Task brief
Extract the full listing below without altering a single character.

Listed entries
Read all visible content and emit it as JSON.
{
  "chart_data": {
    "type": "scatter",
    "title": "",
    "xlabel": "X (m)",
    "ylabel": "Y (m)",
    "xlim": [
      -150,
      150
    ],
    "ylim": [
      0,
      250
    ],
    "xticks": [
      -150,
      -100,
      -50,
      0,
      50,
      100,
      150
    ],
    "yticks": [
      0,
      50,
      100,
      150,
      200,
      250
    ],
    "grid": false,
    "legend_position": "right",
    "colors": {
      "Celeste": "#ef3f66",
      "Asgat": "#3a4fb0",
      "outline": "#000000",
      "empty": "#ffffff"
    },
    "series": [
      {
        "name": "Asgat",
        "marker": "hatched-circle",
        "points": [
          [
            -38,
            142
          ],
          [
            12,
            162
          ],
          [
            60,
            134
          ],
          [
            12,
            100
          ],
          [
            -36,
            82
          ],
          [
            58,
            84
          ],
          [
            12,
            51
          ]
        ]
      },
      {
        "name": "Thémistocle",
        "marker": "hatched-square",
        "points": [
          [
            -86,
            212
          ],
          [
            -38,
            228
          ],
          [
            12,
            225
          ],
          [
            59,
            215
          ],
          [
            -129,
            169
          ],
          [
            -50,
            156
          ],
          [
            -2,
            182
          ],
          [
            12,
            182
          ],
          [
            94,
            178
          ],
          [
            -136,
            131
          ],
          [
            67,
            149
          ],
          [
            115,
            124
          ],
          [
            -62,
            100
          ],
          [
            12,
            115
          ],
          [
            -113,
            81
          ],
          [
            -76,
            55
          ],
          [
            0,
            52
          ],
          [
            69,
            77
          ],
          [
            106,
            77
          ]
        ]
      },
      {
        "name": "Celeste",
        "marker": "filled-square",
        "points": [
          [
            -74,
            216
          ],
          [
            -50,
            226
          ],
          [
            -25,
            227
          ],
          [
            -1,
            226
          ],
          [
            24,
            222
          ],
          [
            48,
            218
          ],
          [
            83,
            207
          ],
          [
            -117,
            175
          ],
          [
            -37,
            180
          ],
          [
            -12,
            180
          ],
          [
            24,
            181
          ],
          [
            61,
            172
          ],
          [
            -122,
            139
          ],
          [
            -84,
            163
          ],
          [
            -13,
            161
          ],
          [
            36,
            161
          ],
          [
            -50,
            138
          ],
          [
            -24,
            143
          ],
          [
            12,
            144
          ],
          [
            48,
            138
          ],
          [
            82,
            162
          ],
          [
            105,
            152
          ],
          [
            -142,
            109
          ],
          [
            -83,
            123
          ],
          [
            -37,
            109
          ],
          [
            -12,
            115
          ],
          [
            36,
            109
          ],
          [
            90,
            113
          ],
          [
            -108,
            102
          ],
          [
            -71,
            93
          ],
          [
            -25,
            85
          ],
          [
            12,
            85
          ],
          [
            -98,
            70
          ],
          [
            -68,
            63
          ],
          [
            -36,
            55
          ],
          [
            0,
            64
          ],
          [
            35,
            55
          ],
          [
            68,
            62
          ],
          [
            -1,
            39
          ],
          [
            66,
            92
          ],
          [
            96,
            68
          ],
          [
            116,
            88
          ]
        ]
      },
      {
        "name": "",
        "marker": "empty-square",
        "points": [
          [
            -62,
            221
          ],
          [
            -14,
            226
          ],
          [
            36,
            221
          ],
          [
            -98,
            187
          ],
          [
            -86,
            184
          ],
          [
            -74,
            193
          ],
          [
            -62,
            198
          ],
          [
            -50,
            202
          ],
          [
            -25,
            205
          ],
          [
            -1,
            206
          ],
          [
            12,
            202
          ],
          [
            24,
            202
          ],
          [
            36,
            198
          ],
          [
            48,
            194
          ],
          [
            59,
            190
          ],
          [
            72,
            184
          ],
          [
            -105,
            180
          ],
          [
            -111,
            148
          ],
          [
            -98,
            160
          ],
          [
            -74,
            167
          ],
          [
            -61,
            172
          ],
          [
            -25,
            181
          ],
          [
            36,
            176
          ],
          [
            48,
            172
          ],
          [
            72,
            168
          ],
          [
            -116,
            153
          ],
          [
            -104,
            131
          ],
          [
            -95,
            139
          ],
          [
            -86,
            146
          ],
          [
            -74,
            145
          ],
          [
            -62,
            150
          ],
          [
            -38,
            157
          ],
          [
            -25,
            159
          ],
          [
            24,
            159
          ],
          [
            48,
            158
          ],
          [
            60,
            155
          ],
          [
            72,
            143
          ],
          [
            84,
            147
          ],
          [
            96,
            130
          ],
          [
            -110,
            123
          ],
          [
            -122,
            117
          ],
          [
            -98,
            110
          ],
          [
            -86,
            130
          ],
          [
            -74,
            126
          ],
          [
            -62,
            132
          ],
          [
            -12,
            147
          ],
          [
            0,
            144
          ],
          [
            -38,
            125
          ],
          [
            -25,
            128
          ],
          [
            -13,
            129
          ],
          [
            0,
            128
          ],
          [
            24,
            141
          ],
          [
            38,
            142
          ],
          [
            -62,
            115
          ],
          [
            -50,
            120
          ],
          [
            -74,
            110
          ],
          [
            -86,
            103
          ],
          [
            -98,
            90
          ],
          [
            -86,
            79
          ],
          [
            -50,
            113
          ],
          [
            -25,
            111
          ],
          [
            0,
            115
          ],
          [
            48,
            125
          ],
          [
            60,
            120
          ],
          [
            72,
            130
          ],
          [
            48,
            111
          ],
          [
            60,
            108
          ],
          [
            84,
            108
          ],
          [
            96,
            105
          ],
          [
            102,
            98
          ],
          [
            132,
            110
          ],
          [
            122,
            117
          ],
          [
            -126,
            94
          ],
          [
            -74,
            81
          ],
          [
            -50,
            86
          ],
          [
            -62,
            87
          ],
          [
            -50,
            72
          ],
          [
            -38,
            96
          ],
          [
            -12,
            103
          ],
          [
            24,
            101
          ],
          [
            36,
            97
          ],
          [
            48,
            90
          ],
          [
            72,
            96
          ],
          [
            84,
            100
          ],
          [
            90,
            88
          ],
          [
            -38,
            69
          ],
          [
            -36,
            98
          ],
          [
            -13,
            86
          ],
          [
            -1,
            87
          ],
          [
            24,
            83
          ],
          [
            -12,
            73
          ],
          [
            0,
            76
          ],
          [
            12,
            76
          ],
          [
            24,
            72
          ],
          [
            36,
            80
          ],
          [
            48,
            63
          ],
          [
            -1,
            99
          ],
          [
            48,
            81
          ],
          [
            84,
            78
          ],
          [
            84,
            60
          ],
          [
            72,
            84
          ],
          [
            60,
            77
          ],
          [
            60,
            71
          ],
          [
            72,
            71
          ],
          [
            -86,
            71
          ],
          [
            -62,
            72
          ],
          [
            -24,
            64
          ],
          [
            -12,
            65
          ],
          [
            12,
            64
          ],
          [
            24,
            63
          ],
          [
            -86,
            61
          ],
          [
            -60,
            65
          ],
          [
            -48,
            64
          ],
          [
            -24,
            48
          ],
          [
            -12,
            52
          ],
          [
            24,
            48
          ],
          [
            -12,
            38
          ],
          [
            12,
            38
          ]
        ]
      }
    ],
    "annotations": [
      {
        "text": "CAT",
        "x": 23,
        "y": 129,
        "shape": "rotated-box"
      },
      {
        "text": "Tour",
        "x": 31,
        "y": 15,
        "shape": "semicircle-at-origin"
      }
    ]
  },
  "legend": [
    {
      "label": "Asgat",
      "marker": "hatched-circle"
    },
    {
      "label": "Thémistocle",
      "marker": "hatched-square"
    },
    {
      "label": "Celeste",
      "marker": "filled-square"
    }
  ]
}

Answer to this problem
Read all visible content and emit it as JSON.
{
  "chart_data": {
    "type": "scatter",
    "title": "",
    "xlabel": "X (m)",
    "ylabel": "Y (m)",
    "xlim": [
      -150,
      150
    ],
    "ylim": [
      0,
      250
    ],
    "xticks": [
      -150,
      -100,
      -50,
      0,
      50,
      100,
      150
    ],
    "yticks": [
      0,
      50,
      100,
      150,
      200,
      250
    ],
    "grid": false,
    "legend_position": "right",
    "colors": {
      "Celeste": "#ef3f66",
      "Asgat": "#3a4fb0",
      "outline": "#000000",
      "empty": "#ffffff"
    },
    "series": [
      {
        "name": "Asgat",
        "marker": "hatched-circle",
        "points": [
          [
            -38,
            142
          ],
          [
            12,
            162
          ],
          [
            60,
            134
          ],
          [
            12,
            100
          ],
          [
            -36,
            82
          ],
          [
            58,
            84
          ],
          [
            12,
            51
          ]
        ]
      },
      {
        "name": "Thémistocle",
        "marker": "hatched-square",
        "points": [
          [
            -86,
            212
          ],
          [
            -38,
            228
          ],
          [
            12,
            225
          ],
          [
            59,
            215
          ],
          [
            -129,
            169
          ],
          [
            -50,
            156
          ],
          [
            -2,
            182
          ],
          [
            12,
            182
          ],
          [
            94,
            178
          ],
          [
            -136,
            131
          ],
          [
            67,
            149
          ],
          [
            115,
            124
          ],
          [
            -62,
            100
          ],
          [
            12,
            115
          ],
          [
            -113,
            81
          ],
          [
            -76,
            55
          ],
          [
            0,
            52
          ],
          [
            69,
            77
          ],
          [
            106,
            77
          ]
        ]
      },
      {
        "name": "Celeste",
        "marker": "filled-square",
        "points": [
          [
            -74,
            216
          ],
          [
            -50,
            226
          ],
          [
            -25,
            227
          ],
          [
            -1,
            226
          ],
          [
            24,
            222
          ],
          [
            48,
            218
          ],
          [
            83,
            207
          ],
          [
            -117,
            175
          ],
          [
            -37,
            180
          ],
          [
            -12,
            180
          ],
          [
            24,
            181
          ],
          [
            61,
            172
          ],
          [
            -122,
            139
          ],
          [
            -84,
            163
          ],
          [
            -13,
            161
          ],
          [
            36,
            161
          ],
          [
            -50,
            138
          ],
          [
            -24,
            143
          ],
          [
            12,
            144
          ],
          [
            48,
            138
          ],
          [
            82,
            162
          ],
          [
            105,
            152
          ],
          [
            -142,
            109
          ],
          [
            -83,
            123
          ],
          [
            -37,
            109
          ],
          [
            -12,
            115
          ],
          [
            36,
            109
          ],
          [
            90,
            113
          ],
          [
            -108,
            102
          ],
          [
            -71,
            93
          ],
          [
            -25,
            85
          ],
          [
            12,
            85
          ],
          [
            -98,
            70
          ],
          [
            -68,
            63
          ],
          [
            -36,
            55
          ],
          [
            0,
            64
          ],
          [
            35,
            55
          ],
          [
            68,
            62
          ],
          [
            -1,
            39
          ],
          [
            66,
            92
          ],
          [
            96,
            68
          ],
          [
            116,
            88
          ]
        ]
      },
      {
        "name": "",
        "marker": "empty-square",
        "points": [
          [
            -62,
            221
          ],
          [
            -14,
            226
          ],
          [
            36,
            221
          ],
          [
            -98,
            187
          ],
          [
            -86,
            184
          ],
          [
            -74,
            193
          ],
          [
            -62,
            198
          ],
          [
            -50,
            202
          ],
          [
            -25,
            205
          ],
          [
            -1,
            206
          ],
          [
            12,
            202
          ],
          [
            24,
            202
          ],
          [
            36,
            198
          ],
          [
            48,
            194
          ],
          [
            59,
            190
          ],
          [
            72,
            184
          ],
          [
            -105,
            180
          ],
          [
            -111,
            148
          ],
          [
            -98,
            160
          ],
          [
            -74,
            167
          ],
          [
            -61,
            172
          ],
          [
            -25,
            181
          ],
          [
            36,
            176
          ],
          [
            48,
            172
          ],
          [
            72,
            168
          ],
          [
            -116,
            153
          ],
          [
            -104,
            131
          ],
          [
            -95,
            139
          ],
          [
            -86,
            146
          ],
          [
            -74,
            145
          ],
          [
            -62,
            150
          ],
          [
            -38,
            157
          ],
          [
            -25,
            159
          ],
          [
            24,
            159
          ],
          [
            48,
            158
          ],
          [
            60,
            155
          ],
          [
            72,
            143
          ],
          [
            84,
            147
          ],
          [
            96,
            130
          ],
          [
            -110,
            123
          ],
          [
            -122,
            117
          ],
          [
            -98,
            110
          ],
          [
            -86,
            130
          ],
          [
            -74,
            126
          ],
          [
            -62,
            132
          ],
          [
            -12,
            147
          ],
          [
            0,
            144
          ],
          [
            -38,
            125
          ],
          [
            -25,
            128
          ],
          [
            -13,
            129
          ],
          [
            0,
            128
          ],
          [
            24,
            141
          ],
          [
            38,
            142
          ],
          [
            -62,
            115
          ],
          [
            -50,
            120
          ],
          [
            -74,
            110
          ],
          [
            -86,
            103
          ],
          [
            -98,
            90
          ],
          [
            -86,
            79
          ],
          [
            -50,
            113
          ],
          [
            -25,
            111
          ],
          [
            0,
            115
          ],
          [
            48,
            125
          ],
          [
            60,
            120
          ],
          [
            72,
            130
          ],
          [
            48,
            111
          ],
          [
            60,
            108
          ],
          [
            84,
            108
          ],
          [
            96,
            105
          ],
          [
            102,
            98
          ],
          [
            132,
            110
          ],
          [
            122,
            117
          ],
          [
            -126,
            94
          ],
          [
            -74,
            81
          ],
          [
            -50,
            86
          ],
          [
            -62,
            87
          ],
          [
            -50,
            72
          ],
          [
            -38,
            96
          ],
          [
            -12,
            103
          ],
          [
            24,
            101
          ],
          [
            36,
            97
          ],
          [
            48,
            90
          ],
          [
            72,
            96
          ],
          [
            84,
            100
          ],
          [
            90,
            88
          ],
          [
            -38,
            69
          ],
          [
            -36,
            98
          ],
          [
            -13,
            86
          ],
          [
            -1,
            87
          ],
          [
            24,
            83
          ],
          [
            -12,
            73
          ],
          [
            0,
            76
          ],
          [
            12,
            76
          ],
          [
            24,
            72
          ],
          [
            36,
            80
          ],
          [
            48,
            63
          ],
          [
            -1,
            99
          ],
          [
            48,
            81
          ],
          [
            84,
            78
          ],
          [
            84,
            60
          ],
          [
            72,
            84
          ],
          [
            60,
            77
          ],
          [
            60,
            71
          ],
          [
            72,
            71
          ],
          [
            -86,
            71
          ],
          [
            -62,
            72
          ],
          [
            -24,
            64
          ],
          [
            -12,
            65
          ],
          [
            12,
            64
          ],
          [
            24,
            63
          ],
          [
            -86,
            61
          ],
          [
            -60,
            65
          ],
          [
            -48,
            64
          ],
          [
            -24,
            48
          ],
          [
            -12,
            52
          ],
          [
            24,
            48
          ],
          [
            -12,
            38
          ],
          [
            12,
            38
          ]
        ]
      }
    ],
    "annotations": [
      {
        "text": "CAT",
        "x": 23,
        "y": 129,
        "shape": "rotated-box"
      },
      {
        "text": "Tour",
        "x": 31,
        "y": 15,
        "shape": "semicircle-at-origin"
      }
    ]
  },
  "legend": [
    {
      "label": "Asgat",
      "marker": "hatched-circle"
    },
    {
      "label": "Thémistocle",
      "marker": "hatched-square"
    },
    {
      "label": "Celeste",
      "marker": "filled-square"
    }
  ]
}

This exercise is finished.